-- TO DO --
Extract every line where the string "della" appears.

___ SUPPLIED DATA

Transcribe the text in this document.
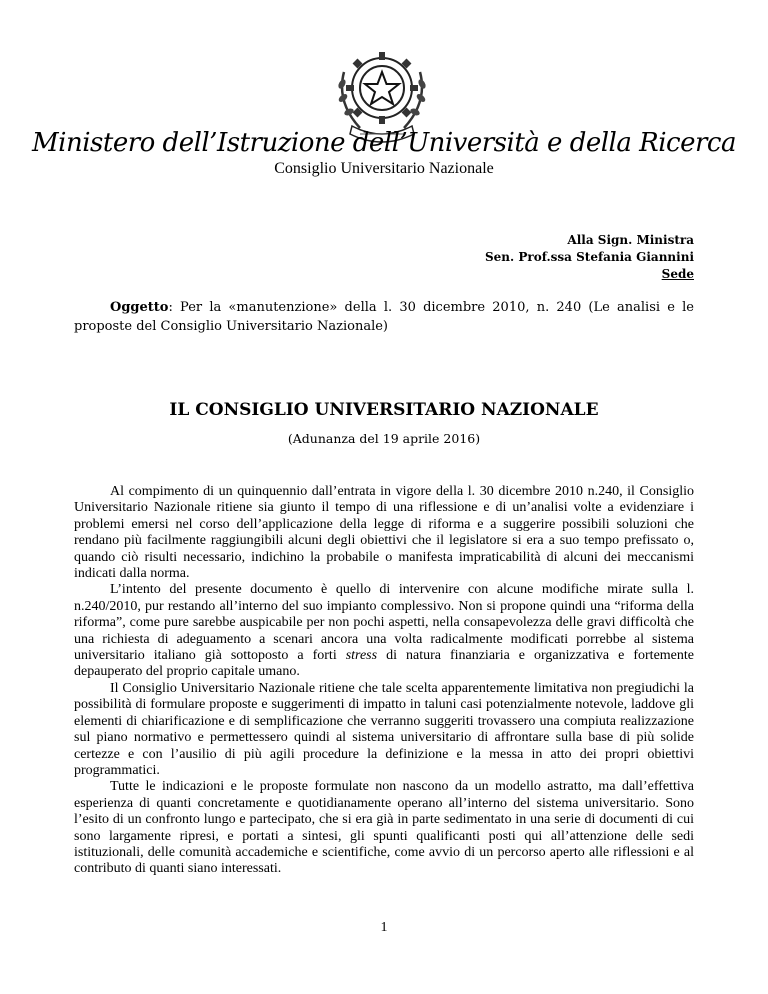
Ministero dell’Istruzione dell’Università e della Ricerca
Consiglio Universitario Nazionale
Alla Sign. Ministra
Sen. Prof.ssa Stefania Giannini
Sede
Oggetto: Per la «manutenzione» della l. 30 dicembre 2010, n. 240 (Le analisi e le proposte del Consiglio Universitario Nazionale)
IL CONSIGLIO UNIVERSITARIO NAZIONALE
(Adunanza del 19 aprile 2016)

Al compimento di un quinquennio dall’entrata in vigore della l. 30 dicembre 2010 n.240, il Consiglio Universitario Nazionale ritiene sia giunto il tempo di una riflessione e di un’analisi volte a evidenziare i problemi emersi nel corso dell’applicazione della legge di riforma e a suggerire possibili soluzioni che rendano più facilmente raggiungibili alcuni degli obiettivi che il legislatore si era a suo tempo prefissato o, quando ciò risulti necessario, indichino la probabile o manifesta impraticabilità di alcuni dei meccanismi indicati dalla norma.

L’intento del presente documento è quello di intervenire con alcune modifiche mirate sulla l. n.240/2010, pur restando all’interno del suo impianto complessivo. Non si propone quindi una “riforma della riforma”, come pure sarebbe auspicabile per non pochi aspetti, nella consapevolezza delle gravi difficoltà che una richiesta di adeguamento a scenari ancora una volta radicalmente modificati porrebbe al sistema universitario italiano già sottoposto a forti stress di natura finanziaria e organizzativa e fortemente depauperato del proprio capitale umano.

Il Consiglio Universitario Nazionale ritiene che tale scelta apparentemente limitativa non pregiudichi la possibilità di formulare proposte e suggerimenti di impatto in taluni casi potenzialmente notevole, laddove gli elementi di chiarificazione e di semplificazione che verranno suggeriti trovassero una compiuta realizzazione sul piano normativo e permettessero quindi al sistema universitario di affrontare sulla base di più solide certezze e con l’ausilio di più agili procedure la definizione e la messa in atto dei propri obiettivi programmatici.

Tutte le indicazioni e le proposte formulate non nascono da un modello astratto, ma dall’effettiva esperienza di quanti concretamente e quotidianamente operano all’interno del sistema universitario. Sono l’esito di un confronto lungo e partecipato, che si era già in parte sedimentato in una serie di documenti di cui sono largamente ripresi, e portati a sintesi, gli spunti qualificanti posti qui all’attenzione delle sedi istituzionali, delle comunità accademiche e scientifiche, come avvio di un percorso aperto alle riflessioni e al contributo di quanti siano interessati.

1
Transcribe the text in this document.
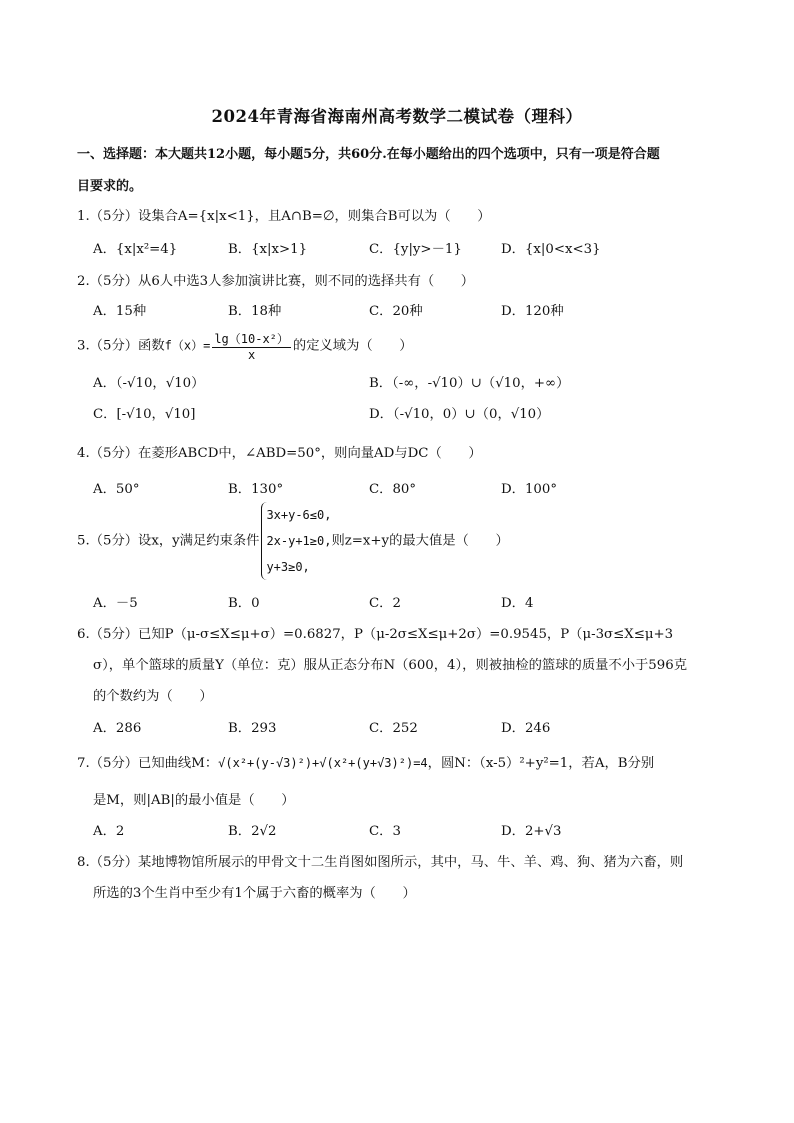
2024年青海省海南州高考数学二模试卷（理科）
一、选择题：本大题共12小题，每小题5分，共60分.在每小题给出的四个选项中，只有一项是符合题
目要求的。
1.（5分）设集合A={x|x<1}，且A∩B=∅，则集合B可以为（　　）
A．{x|x²=4}	B．{x|x>1}	C．{y|y>－1}	D．{x|0<x<3}
2.（5分）从6人中选3人参加演讲比赛，则不同的选择共有（　　）
A．15种	B．18种	C．20种	D．120种
3.（5分）函数$f(x)= \frac{\text{lg（10-x²）}}{x}$ 的定义域为（　　）
A．（-√10，√10）	B．（-∞，-√10）∪（√10，+∞）
C．[-√10，√10]	D．（-√10，0）∪（0，√10）
4.（5分）在菱形ABCD中，∠ABD=50°，则向量AD与DC（　　）
A．50°	B．130°	C．80°	D．100°
5.（5分）设x，y满足约束条件
3x+y-6≤0,
2x-y+1≥0,
y+3≥0,
则z=x+y的最大值是（　　）
A．－5	B．0	C．2	D．4
6.（5分）已知P（μ-σ≤X≤μ+σ）=0.6827，P（μ-2σ≤X≤μ+2σ）=0.9545，P（μ-3σ≤X≤μ+3
σ），单个篮球的质量Y（单位：克）服从正态分布N（600，4），则被抽检的篮球的质量不小于596克
的个数约为（　　）
A．286	B．293	C．252	D．246
7.（5分）已知曲线M：√(x²+(y-√3)²)+√(x²+(y+√3)²)=4，圆N：（x-5）²+y²=1，若A，B分别
是M，则|AB|的最小值是（　　）
A．2	B．2√2	C．3	D．2+√3
8.（5分）某地博物馆所展示的甲骨文十二生肖图如图所示，其中，马、牛、羊、鸡、狗、猪为六畜，则
所选的3个生肖中至少有1个属于六畜的概率为（　　）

______

-- EXERCISE RESULT --
Ministero dell’Istruzione dell’Università e della Ricerca
Oggetto: Per la «manutenzione» della l. 30 dicembre 2010, n. 240 (Le analisi e le proposte del Consiglio Universitario Nazionale)
Al compimento di un quinquennio dall’entrata in vigore della l. 30 dicembre 2010 n.240, il Consiglio Universitario Nazionale ritiene sia giunto il tempo di una riflessione e di un’analisi volte a evidenziare i problemi emersi nel corso dell’applicazione della legge di riforma e a suggerire possibili soluzioni che rendano più facilmente raggiungibili alcuni degli obiettivi che il legislatore si era a suo tempo prefissato o, quando ciò risulti necessario, indichino la probabile o manifesta impraticabilità di alcuni dei meccanismi indicati dalla norma.
L’intento del presente documento è quello di intervenire con alcune modifiche mirate sulla l. n.240/2010, pur restando all’interno del suo impianto complessivo. Non si propone quindi una “riforma della riforma”, come pure sarebbe auspicabile per non pochi aspetti, nella consapevolezza delle gravi difficoltà che una richiesta di adeguamento a scenari ancora una volta radicalmente modificati porrebbe al sistema universitario italiano già sottoposto a forti stress di natura finanziaria e organizzativa e fortemente depauperato del proprio capitale umano.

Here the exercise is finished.